Source text:
Attention Conservation Notice:
This would have previously been a ToolTime post. Given the $50 cost and the overall condition of the world, the more of you there are running around with quality defensive gear, the better. If you read, go as far as the Coda; the first outing did not go well.
Orange Pi Zero 3 Review:
Look what appeared in my mailbox yesterday afternoon. This is an Orange Pi Zero 3, sitting on a standard CAC card for scale.
Once the aluminum heat sink top and bottom were attached, I used some zip ties to make a harness for it. The WiFi antenna needed to be anchored to avoid putting stress on the microscopic connector, which I judged might only last an hour on the relatively benign environment of my desktop.
And it promptly fit into the Pi5’s spot on my KVM.
There are a variety of official images.
I had a go at installing to a microSD using Raspberry Pi Imager, no luck there. I finally went to the old standby of dd.
dd if=DietPi_OrangePiZero3-ARMv8-Bookworm.img of=/dev/sdc bs=1M
DietPi booted but I found it really fiddly, it’s meant for the 1GB boards and I’ve got a 4GB, so I didn’t feel the need to tweak every little thing on the system. I was really sad that the Android image didn’t start and I will be coming back to that before too long.
The first thing that worked right was the Orange Pi OS - booted to a graphical desktop. I’ve never used Arch so this is going to be an adventure.
The second thing that worked right was TailScale. There’s an ARM download that contains the tailscale/tailscaled binaries, a /etc/defaults file, and a service file for systemd. Took me all of three minutes to get it running. This means the little Pi is nearly ready to be sent out for that Mikrotik install I have to do.

Record excerpts:
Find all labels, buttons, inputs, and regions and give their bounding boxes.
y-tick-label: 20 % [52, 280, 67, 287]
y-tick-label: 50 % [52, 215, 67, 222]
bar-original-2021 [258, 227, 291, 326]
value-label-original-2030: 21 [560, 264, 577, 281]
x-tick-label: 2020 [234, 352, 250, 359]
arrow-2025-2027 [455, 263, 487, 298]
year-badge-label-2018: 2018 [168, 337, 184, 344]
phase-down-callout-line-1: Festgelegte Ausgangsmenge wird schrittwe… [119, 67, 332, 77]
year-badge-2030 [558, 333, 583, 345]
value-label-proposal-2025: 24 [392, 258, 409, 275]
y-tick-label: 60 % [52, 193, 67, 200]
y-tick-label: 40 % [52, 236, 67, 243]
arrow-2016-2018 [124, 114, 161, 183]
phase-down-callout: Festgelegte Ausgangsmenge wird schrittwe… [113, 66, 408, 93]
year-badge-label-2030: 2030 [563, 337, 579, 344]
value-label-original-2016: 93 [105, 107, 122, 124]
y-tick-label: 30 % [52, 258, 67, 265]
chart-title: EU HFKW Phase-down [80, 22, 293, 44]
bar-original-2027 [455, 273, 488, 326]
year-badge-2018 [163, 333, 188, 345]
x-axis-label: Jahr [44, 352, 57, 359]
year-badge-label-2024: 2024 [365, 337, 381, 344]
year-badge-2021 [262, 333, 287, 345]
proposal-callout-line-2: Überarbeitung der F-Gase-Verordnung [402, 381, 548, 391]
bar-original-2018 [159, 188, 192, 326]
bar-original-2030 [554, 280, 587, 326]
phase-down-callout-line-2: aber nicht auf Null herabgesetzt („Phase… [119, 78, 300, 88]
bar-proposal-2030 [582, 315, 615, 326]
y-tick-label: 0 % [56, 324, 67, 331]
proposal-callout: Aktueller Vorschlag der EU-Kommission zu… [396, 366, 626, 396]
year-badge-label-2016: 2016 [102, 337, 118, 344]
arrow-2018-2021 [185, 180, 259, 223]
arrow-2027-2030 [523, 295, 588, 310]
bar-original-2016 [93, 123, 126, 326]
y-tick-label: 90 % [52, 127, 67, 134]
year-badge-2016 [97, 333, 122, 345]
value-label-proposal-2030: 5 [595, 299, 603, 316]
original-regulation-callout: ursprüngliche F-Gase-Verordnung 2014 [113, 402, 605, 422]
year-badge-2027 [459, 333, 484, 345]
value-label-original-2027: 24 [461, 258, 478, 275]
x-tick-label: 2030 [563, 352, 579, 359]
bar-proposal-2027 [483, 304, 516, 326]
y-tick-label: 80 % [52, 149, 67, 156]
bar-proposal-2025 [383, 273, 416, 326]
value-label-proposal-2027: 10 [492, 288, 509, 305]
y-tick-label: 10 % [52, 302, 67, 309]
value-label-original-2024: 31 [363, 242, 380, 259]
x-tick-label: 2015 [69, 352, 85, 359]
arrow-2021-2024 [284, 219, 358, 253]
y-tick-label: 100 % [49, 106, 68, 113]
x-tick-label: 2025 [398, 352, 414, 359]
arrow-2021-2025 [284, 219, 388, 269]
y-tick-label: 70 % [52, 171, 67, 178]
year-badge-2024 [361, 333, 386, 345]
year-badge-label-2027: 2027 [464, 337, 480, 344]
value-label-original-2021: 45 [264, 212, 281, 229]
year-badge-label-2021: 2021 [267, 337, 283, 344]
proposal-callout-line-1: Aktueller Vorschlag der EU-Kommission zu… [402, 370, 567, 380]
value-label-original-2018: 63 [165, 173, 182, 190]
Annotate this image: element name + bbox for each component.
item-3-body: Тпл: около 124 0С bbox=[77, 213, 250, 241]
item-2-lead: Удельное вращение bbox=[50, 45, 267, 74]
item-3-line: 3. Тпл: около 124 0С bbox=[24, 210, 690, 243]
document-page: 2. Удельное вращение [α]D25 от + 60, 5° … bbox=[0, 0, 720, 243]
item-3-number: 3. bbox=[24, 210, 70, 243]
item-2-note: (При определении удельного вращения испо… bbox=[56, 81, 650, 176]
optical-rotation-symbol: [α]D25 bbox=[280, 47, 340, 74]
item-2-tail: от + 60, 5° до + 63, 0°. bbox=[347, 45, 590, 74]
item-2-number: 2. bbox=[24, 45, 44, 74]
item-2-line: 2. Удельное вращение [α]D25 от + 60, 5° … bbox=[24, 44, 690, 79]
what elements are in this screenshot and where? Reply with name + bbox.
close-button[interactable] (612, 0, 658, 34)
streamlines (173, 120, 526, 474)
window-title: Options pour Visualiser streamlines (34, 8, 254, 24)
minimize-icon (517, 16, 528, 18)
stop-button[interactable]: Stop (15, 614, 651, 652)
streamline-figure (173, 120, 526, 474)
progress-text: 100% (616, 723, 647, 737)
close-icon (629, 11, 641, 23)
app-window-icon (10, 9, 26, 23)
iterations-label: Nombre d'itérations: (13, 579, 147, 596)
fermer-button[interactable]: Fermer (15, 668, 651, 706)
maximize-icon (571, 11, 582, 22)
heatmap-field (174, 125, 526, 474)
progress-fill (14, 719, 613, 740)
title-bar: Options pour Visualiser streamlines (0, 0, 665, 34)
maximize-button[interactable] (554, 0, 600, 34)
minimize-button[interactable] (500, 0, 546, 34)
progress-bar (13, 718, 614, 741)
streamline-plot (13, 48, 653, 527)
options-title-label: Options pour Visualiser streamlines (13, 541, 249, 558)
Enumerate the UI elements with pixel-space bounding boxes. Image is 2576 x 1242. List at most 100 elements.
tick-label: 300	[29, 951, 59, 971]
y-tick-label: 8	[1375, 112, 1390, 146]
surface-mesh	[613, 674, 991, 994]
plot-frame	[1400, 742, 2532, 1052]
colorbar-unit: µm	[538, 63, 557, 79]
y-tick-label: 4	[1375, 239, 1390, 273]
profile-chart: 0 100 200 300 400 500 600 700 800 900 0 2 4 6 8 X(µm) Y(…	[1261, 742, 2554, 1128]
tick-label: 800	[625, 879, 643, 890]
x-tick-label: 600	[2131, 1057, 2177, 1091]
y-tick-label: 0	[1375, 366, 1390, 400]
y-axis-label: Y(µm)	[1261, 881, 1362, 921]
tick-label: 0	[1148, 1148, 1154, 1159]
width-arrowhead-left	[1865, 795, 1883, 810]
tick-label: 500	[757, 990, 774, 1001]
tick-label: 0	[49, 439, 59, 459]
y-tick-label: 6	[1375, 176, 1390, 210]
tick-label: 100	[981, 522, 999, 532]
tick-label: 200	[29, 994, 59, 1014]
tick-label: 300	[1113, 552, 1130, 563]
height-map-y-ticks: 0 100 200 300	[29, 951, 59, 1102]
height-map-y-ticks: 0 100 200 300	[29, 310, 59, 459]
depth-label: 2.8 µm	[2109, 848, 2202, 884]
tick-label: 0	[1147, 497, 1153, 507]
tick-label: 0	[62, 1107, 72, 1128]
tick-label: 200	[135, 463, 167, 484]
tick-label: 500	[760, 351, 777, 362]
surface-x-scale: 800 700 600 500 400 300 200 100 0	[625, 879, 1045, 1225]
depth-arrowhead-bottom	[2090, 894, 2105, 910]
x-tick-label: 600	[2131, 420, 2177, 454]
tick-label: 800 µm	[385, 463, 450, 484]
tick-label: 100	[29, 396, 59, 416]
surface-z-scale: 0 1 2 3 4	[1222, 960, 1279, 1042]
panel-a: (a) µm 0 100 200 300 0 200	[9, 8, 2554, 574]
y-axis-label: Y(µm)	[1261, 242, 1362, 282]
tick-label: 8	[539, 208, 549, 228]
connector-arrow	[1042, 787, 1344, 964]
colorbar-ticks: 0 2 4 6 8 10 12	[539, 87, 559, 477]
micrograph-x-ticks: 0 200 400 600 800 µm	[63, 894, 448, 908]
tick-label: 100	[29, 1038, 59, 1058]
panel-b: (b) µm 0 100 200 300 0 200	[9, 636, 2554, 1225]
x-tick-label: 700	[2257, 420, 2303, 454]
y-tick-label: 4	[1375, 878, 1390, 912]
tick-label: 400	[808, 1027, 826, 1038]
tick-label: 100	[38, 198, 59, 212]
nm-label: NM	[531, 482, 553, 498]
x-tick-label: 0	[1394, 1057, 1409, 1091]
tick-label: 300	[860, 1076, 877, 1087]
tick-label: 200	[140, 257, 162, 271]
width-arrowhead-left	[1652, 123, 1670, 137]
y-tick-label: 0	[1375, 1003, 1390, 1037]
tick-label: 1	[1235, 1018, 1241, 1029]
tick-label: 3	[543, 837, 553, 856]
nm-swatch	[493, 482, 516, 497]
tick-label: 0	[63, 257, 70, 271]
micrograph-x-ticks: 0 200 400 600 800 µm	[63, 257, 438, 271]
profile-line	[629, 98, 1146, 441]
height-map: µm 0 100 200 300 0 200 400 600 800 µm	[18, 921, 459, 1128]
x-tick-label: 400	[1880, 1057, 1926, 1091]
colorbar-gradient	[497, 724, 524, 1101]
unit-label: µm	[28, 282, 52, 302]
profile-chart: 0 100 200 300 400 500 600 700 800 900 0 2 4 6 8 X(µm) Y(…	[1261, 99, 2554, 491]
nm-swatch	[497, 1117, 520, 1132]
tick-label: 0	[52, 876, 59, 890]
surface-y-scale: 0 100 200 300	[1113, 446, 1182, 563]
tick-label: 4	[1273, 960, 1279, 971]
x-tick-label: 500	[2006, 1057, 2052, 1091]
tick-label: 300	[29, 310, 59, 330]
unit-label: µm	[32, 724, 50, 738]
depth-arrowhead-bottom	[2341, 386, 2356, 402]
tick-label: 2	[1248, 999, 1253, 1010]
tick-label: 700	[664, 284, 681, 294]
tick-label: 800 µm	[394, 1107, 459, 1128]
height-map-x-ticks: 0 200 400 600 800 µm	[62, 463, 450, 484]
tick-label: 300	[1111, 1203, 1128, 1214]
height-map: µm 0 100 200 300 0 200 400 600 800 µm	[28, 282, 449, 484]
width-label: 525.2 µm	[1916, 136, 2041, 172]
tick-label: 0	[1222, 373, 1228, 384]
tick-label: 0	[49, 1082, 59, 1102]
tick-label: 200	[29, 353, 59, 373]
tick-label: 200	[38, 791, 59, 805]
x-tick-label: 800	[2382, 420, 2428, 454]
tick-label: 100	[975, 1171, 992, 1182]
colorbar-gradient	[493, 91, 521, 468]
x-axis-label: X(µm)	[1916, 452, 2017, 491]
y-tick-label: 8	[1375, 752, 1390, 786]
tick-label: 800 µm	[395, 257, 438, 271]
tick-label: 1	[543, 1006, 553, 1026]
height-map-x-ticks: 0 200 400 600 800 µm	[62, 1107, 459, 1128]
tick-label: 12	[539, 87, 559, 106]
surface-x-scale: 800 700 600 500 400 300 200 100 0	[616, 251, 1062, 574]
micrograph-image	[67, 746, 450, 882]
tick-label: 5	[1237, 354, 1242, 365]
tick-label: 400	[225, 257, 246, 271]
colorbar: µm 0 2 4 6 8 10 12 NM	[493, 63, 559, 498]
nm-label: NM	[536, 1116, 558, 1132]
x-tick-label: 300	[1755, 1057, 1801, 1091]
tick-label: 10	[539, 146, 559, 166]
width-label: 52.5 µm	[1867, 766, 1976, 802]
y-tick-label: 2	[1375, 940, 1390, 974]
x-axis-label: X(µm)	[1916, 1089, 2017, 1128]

Work to complete:
**1)** In the Orange Pi Zero 3 review, what is the board sitting on for scale?
**2)** Please list every operating system image the Orange Pi Zero 3 review says was tried on the board.
**3)** Write the next part of the Orange Pi Zero 3 review, starting after its final sentence.
The lines are separate material, apart from the Orange Pi Zero 3 review.

Responses by item number:
**1)** A standard CAC card.

**2)** DietPi, the Android image, and Orange Pi OS.

**3)**
Conclusion:
The Orange Pi Zero 3’s Allwinner H618 with a passmark of 623 isn’t much when placed next to the Raspberry Pi 5’s BCM2712 with a passmark of 3446. But it’s maybe one fifth the weight of the Pi5s and a quarter their price. This is a win in terms of getting you guys a low cost, lightweight, always with you Linux machine.
Once I’m done messing with it on my desk, it’ll be joining the “going out to fix someone else’s network” wiring harness for my laptop.
Coda:
Using this machine for remote commissioning/troubleshooting is going to take some work.
Sat down with the person getting the Mikrotik.
Little Pi will not power on from a Mac Air USB-C.
It does power on from a Lenovo laptop.
I put a static IP on the ethernet before I left.
If connect by ssh you get one session, timeouts for lost ones are slow.
After one connections, no amount of rebooting will coax it to answer again.
Using USB-C power reveals battery from Lenovo is shot.
Ergo, if it’s going out with me, I’m lugging that 150 gram battery, and maybe this is going to require a different OS to be a stable ethernet connection. Quite a bit of the shine has come off, but it’s just a PITA, it’s not impossible.